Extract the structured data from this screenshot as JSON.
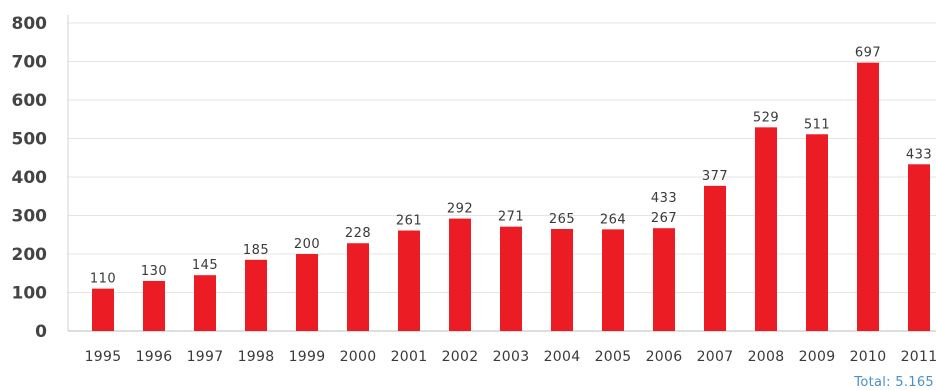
{
  "chart_data": {
    "type": "bar",
    "categories": [
      "1995",
      "1996",
      "1997",
      "1998",
      "1999",
      "2000",
      "2001",
      "2002",
      "2003",
      "2004",
      "2005",
      "2006",
      "2007",
      "2008",
      "2009",
      "2010",
      "2011"
    ],
    "values": [
      110,
      130,
      145,
      185,
      200,
      228,
      261,
      292,
      271,
      265,
      264,
      267,
      377,
      529,
      511,
      697,
      433
    ],
    "data_labels": [
      "110",
      "130",
      "145",
      "185",
      "200",
      "228",
      "261",
      "292",
      "271",
      "265",
      "264",
      "267",
      "377",
      "529",
      "511",
      "697",
      "433"
    ],
    "extra_annotations": [
      {
        "category": "2006",
        "text": "433"
      }
    ],
    "yticks": [
      0,
      100,
      200,
      300,
      400,
      500,
      600,
      700,
      800
    ],
    "ylim": [
      0,
      800
    ],
    "grid": true,
    "bar_color": "#ec1c24",
    "total_label": "Total: 5.165",
    "title": "",
    "xlabel": "",
    "ylabel": ""
  }
}
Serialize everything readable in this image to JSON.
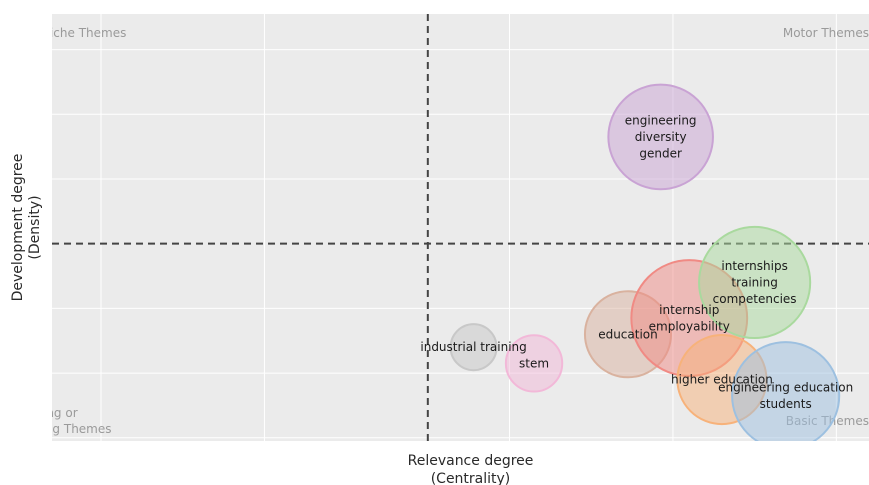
{
  "chart_data": {
    "type": "scatter",
    "xlabel": [
      "Relevance degree",
      "(Centrality)"
    ],
    "ylabel": [
      "Development degree",
      "(Density)"
    ],
    "xlim": [
      -0.46,
      0.54
    ],
    "ylim": [
      -0.61,
      0.71
    ],
    "divider_x": 0,
    "divider_y": 0,
    "grid": true,
    "quadrant_labels": {
      "top_left": [
        "Niche Themes"
      ],
      "top_right": [
        "Motor Themes"
      ],
      "bottom_left": [
        "Emerging or",
        "Declining Themes"
      ],
      "bottom_right": [
        "Basic Themes"
      ]
    },
    "clusters": [
      {
        "lines": [
          "industrial training"
        ],
        "x": 0.056,
        "y": -0.32,
        "size": 0.012,
        "color": "#c8c8c8"
      },
      {
        "lines": [
          "stem"
        ],
        "x": 0.13,
        "y": -0.37,
        "size": 0.018,
        "color": "#f2b8d8"
      },
      {
        "lines": [
          "education"
        ],
        "x": 0.245,
        "y": -0.28,
        "size": 0.042,
        "color": "#d9b29f"
      },
      {
        "lines": [
          "engineering",
          "diversity",
          "gender"
        ],
        "x": 0.285,
        "y": 0.33,
        "size": 0.062,
        "color": "#c9a3d4"
      },
      {
        "lines": [
          "internship",
          "employability"
        ],
        "x": 0.32,
        "y": -0.23,
        "size": 0.076,
        "color": "#f08a84"
      },
      {
        "lines": [
          "higher education"
        ],
        "x": 0.36,
        "y": -0.42,
        "size": 0.045,
        "color": "#f7b27a"
      },
      {
        "lines": [
          "internships",
          "training",
          "competencies"
        ],
        "x": 0.4,
        "y": -0.12,
        "size": 0.07,
        "color": "#a9d99e"
      },
      {
        "lines": [
          "engineering education",
          "students"
        ],
        "x": 0.438,
        "y": -0.47,
        "size": 0.065,
        "color": "#9dc0e0"
      }
    ]
  }
}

+++

Write out each line of the data exactly; the images should be left out.

Extract the structured data from this screenshot as JSON.
{
  "chart_data": {
    "type": "bar",
    "categories": [
      "1995",
      "1996",
      "1997",
      "1998",
      "1999",
      "2000",
      "2001",
      "2002",
      "2003",
      "2004",
      "2005",
      "2006",
      "2007",
      "2008",
      "2009",
      "2010",
      "2011"
    ],
    "values": [
      110,
      130,
      145,
      185,
      200,
      228,
      261,
      292,
      271,
      265,
      264,
      267,
      377,
      529,
      511,
      697,
      433
    ],
    "data_labels": [
      "110",
      "130",
      "145",
      "185",
      "200",
      "228",
      "261",
      "292",
      "271",
      "265",
      "264",
      "267",
      "377",
      "529",
      "511",
      "697",
      "433"
    ],
    "extra_annotations": [
      {
        "category": "2006",
        "text": "433"
      }
    ],
    "yticks": [
      0,
      100,
      200,
      300,
      400,
      500,
      600,
      700,
      800
    ],
    "ylim": [
      0,
      800
    ],
    "grid": true,
    "bar_color": "#ec1c24",
    "total_label": "Total: 5.165",
    "title": "",
    "xlabel": "",
    "ylabel": ""
  }
}
Serialize everything readable in this image to JSON.
{
  "chart_data": {
    "type": "scatter",
    "xlabel": [
      "Relevance degree",
      "(Centrality)"
    ],
    "ylabel": [
      "Development degree",
      "(Density)"
    ],
    "xlim": [
      -0.46,
      0.54
    ],
    "ylim": [
      -0.61,
      0.71
    ],
    "divider_x": 0,
    "divider_y": 0,
    "grid": true,
    "quadrant_labels": {
      "top_left": [
        "Niche Themes"
      ],
      "top_right": [
        "Motor Themes"
      ],
      "bottom_left": [
        "Emerging or",
        "Declining Themes"
      ],
      "bottom_right": [
        "Basic Themes"
      ]
    },
    "clusters": [
      {
        "lines": [
          "industrial training"
        ],
        "x": 0.056,
        "y": -0.32,
        "size": 0.012,
        "color": "#c8c8c8"
      },
      {
        "lines": [
          "stem"
        ],
        "x": 0.13,
        "y": -0.37,
        "size": 0.018,
        "color": "#f2b8d8"
      },
      {
        "lines": [
          "education"
        ],
        "x": 0.245,
        "y": -0.28,
        "size": 0.042,
        "color": "#d9b29f"
      },
      {
        "lines": [
          "engineering",
          "diversity",
          "gender"
        ],
        "x": 0.285,
        "y": 0.33,
        "size": 0.062,
        "color": "#c9a3d4"
      },
      {
        "lines": [
          "internship",
          "employability"
        ],
        "x": 0.32,
        "y": -0.23,
        "size": 0.076,
        "color": "#f08a84"
      },
      {
        "lines": [
          "higher education"
        ],
        "x": 0.36,
        "y": -0.42,
        "size": 0.045,
        "color": "#f7b27a"
      },
      {
        "lines": [
          "internships",
          "training",
          "competencies"
        ],
        "x": 0.4,
        "y": -0.12,
        "size": 0.07,
        "color": "#a9d99e"
      },
      {
        "lines": [
          "engineering education",
          "students"
        ],
        "x": 0.438,
        "y": -0.47,
        "size": 0.065,
        "color": "#9dc0e0"
      }
    ]
  }
}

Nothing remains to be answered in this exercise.